▸ **Work to complete**
Check every line below for the string "ylabel", and copy the lines that contain it.

▸ **Data listing**
_ _ _

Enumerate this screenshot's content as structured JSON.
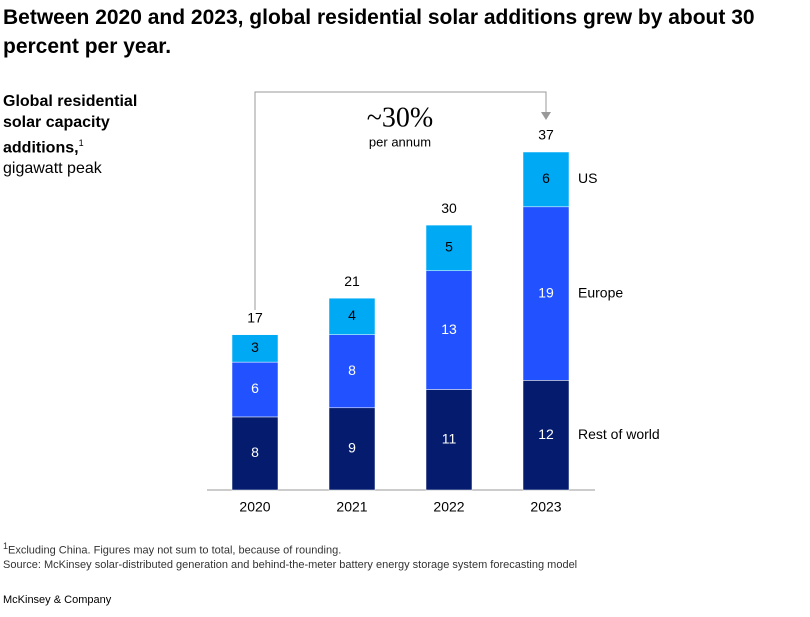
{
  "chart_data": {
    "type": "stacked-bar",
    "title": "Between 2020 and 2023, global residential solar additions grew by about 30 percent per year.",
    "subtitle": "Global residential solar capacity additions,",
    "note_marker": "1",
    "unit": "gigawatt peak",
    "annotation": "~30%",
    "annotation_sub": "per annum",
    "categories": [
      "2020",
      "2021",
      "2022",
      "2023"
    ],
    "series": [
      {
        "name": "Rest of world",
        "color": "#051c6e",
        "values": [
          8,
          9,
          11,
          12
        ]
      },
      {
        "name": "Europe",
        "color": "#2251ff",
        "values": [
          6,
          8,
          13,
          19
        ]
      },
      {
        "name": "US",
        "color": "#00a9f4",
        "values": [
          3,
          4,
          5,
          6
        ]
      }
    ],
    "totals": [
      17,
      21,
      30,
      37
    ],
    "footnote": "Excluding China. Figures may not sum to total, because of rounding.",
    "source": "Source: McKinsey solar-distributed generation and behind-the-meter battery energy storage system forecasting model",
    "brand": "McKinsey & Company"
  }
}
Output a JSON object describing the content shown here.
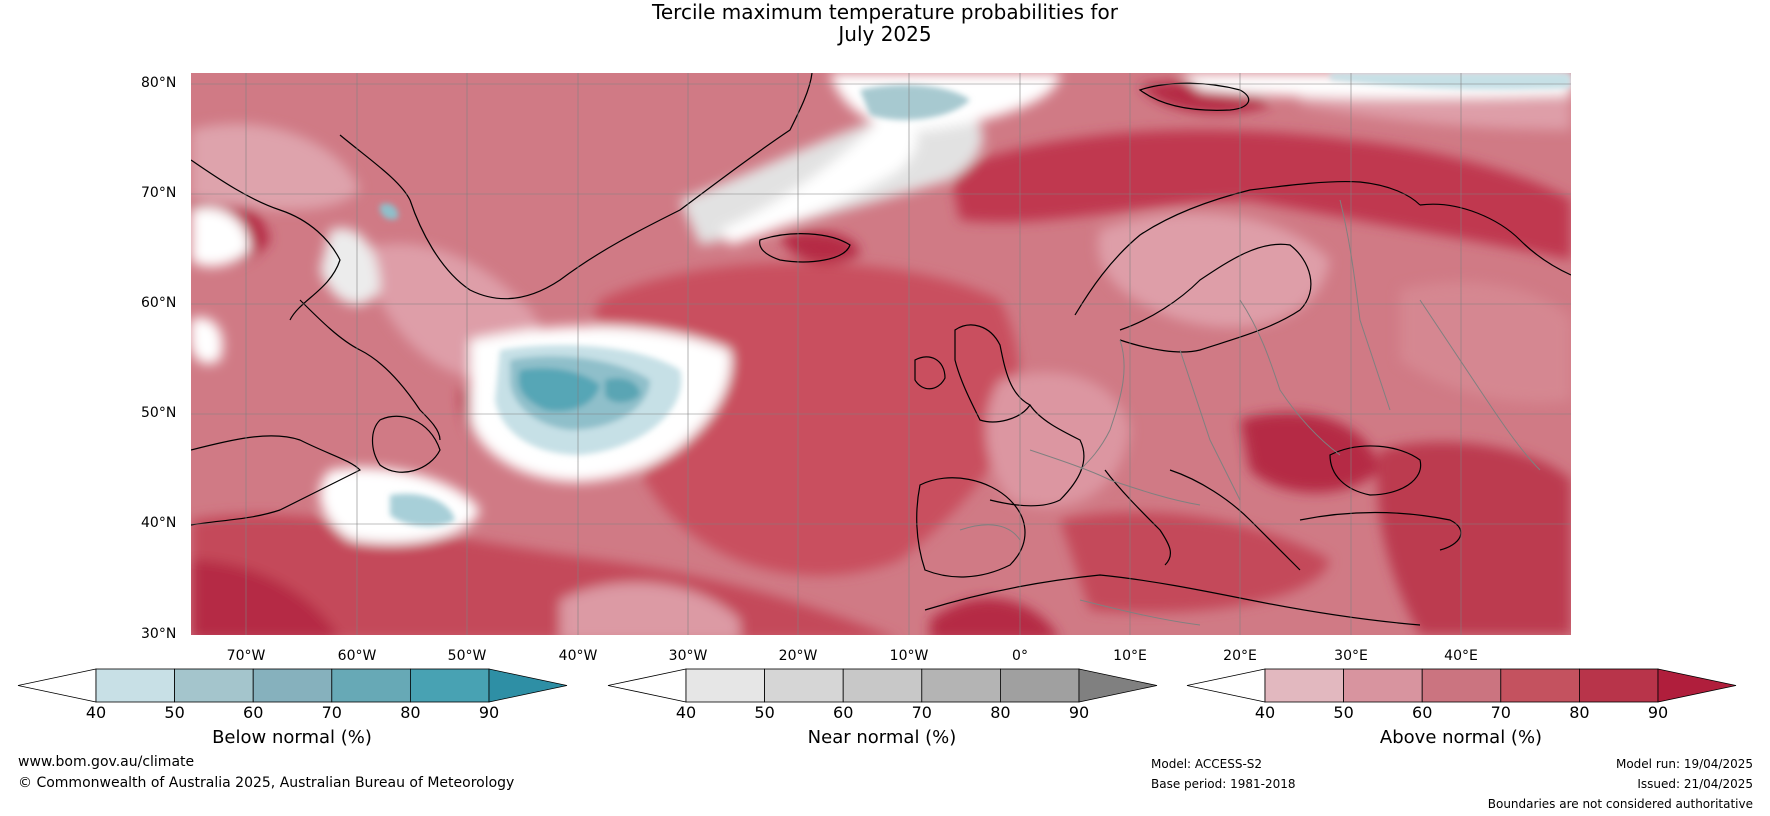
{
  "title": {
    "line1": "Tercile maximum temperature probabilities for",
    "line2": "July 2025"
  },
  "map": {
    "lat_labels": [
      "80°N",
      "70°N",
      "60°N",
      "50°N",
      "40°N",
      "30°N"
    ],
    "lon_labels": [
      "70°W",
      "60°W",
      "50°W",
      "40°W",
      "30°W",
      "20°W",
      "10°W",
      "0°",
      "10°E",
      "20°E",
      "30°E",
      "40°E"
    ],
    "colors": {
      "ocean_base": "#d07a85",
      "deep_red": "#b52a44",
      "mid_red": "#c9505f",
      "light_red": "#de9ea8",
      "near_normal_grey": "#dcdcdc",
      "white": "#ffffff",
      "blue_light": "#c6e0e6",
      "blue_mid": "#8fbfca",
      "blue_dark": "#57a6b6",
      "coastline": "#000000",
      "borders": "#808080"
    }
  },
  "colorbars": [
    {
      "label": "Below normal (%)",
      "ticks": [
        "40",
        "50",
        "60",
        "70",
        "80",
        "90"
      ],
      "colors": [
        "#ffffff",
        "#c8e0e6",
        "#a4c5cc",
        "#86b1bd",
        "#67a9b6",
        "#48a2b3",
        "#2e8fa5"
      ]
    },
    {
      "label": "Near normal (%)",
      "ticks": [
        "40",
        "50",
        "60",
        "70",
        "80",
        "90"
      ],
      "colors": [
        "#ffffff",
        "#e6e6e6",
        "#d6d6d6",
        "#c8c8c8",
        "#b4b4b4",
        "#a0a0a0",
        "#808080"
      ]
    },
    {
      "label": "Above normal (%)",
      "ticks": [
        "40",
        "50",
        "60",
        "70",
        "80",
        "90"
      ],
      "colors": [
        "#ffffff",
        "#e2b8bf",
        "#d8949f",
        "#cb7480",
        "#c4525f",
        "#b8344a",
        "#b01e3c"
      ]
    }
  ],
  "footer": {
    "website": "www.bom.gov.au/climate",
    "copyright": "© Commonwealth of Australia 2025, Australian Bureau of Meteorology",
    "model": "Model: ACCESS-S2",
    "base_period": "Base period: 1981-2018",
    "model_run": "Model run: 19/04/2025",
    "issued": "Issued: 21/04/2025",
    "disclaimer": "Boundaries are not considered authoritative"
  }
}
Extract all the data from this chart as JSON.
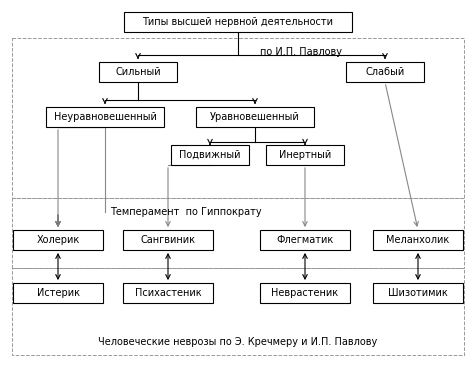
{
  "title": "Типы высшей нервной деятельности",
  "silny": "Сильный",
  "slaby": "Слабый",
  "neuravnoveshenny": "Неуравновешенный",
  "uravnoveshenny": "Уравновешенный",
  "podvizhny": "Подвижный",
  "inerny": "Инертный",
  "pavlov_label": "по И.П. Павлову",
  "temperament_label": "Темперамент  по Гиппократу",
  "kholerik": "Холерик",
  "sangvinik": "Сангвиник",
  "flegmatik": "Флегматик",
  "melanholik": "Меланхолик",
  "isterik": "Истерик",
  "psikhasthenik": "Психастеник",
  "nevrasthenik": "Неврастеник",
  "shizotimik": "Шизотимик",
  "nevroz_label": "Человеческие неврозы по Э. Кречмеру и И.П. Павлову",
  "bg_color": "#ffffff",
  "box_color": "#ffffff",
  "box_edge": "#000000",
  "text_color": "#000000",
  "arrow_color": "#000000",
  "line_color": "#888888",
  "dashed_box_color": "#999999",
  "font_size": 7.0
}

_ _ _

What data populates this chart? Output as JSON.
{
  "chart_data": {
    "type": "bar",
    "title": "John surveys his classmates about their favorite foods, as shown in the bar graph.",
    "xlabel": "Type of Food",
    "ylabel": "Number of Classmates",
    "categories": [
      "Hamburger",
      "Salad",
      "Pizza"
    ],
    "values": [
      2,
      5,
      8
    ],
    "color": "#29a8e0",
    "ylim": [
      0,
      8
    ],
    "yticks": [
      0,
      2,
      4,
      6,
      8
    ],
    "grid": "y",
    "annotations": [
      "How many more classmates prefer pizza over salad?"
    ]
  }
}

_ _ _

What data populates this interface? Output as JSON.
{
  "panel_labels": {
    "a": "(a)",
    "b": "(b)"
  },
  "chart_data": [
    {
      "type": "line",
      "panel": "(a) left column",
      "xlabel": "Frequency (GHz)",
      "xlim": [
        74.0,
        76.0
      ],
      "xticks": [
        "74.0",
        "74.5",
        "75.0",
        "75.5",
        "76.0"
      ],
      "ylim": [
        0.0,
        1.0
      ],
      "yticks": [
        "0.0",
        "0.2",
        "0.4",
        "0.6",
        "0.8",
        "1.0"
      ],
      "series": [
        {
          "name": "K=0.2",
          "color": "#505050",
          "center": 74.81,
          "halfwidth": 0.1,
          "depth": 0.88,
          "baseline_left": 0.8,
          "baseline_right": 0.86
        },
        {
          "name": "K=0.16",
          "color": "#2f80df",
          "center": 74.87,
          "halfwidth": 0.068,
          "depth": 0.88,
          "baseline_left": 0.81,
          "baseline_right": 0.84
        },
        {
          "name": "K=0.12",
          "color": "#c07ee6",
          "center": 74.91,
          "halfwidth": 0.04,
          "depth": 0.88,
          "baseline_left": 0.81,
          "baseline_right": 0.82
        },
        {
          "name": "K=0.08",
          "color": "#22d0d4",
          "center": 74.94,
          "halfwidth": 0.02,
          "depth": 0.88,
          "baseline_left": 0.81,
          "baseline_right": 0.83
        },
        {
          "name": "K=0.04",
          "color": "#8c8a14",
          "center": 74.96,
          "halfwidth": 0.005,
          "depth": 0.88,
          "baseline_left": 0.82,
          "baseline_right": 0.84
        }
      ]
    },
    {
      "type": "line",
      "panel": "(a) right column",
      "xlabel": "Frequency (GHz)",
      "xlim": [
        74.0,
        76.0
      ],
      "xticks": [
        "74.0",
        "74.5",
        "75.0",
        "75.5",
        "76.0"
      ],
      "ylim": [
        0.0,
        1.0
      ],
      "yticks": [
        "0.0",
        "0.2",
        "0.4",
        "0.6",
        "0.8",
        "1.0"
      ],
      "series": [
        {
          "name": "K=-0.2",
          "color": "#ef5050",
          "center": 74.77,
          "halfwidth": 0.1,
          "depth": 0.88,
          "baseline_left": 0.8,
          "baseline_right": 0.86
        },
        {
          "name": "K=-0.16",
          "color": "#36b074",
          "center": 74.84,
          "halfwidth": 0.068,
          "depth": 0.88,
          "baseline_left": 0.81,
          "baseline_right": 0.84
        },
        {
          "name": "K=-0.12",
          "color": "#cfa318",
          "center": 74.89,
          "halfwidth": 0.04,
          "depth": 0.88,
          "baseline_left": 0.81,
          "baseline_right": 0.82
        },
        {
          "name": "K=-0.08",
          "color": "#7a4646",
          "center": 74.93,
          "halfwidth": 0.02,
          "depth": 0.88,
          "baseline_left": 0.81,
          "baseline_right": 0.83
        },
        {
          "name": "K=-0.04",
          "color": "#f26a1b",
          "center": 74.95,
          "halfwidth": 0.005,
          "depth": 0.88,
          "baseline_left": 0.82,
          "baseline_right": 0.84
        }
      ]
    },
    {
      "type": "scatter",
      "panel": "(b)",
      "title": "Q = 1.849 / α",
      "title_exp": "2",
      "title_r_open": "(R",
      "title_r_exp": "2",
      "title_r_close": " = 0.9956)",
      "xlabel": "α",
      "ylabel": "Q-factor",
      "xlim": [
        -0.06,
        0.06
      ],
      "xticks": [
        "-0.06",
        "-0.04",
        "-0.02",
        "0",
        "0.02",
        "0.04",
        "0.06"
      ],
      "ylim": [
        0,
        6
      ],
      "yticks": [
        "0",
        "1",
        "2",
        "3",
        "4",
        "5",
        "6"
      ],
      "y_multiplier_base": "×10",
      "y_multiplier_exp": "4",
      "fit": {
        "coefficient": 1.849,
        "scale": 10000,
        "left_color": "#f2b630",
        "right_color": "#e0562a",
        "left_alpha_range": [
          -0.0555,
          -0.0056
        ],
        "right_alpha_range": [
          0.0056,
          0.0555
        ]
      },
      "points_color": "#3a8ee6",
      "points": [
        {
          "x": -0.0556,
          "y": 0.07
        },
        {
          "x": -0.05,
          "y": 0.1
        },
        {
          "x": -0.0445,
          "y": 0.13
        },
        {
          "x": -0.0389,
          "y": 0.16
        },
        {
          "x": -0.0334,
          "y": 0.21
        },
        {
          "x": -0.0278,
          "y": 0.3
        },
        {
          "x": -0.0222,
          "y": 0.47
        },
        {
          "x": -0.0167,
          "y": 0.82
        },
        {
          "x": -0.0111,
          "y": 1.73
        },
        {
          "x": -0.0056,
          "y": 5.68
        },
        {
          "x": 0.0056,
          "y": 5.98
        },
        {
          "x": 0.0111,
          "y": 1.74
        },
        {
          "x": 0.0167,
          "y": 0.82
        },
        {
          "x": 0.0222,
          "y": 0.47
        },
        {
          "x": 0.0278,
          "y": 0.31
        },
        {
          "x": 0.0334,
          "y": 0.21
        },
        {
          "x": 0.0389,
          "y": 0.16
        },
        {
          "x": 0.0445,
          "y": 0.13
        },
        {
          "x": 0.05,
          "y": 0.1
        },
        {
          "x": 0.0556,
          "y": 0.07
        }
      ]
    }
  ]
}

_ _ _

▸ **Final answer**
    "ylabel": "Number of Classmates",
      "ylabel": "Q-factor",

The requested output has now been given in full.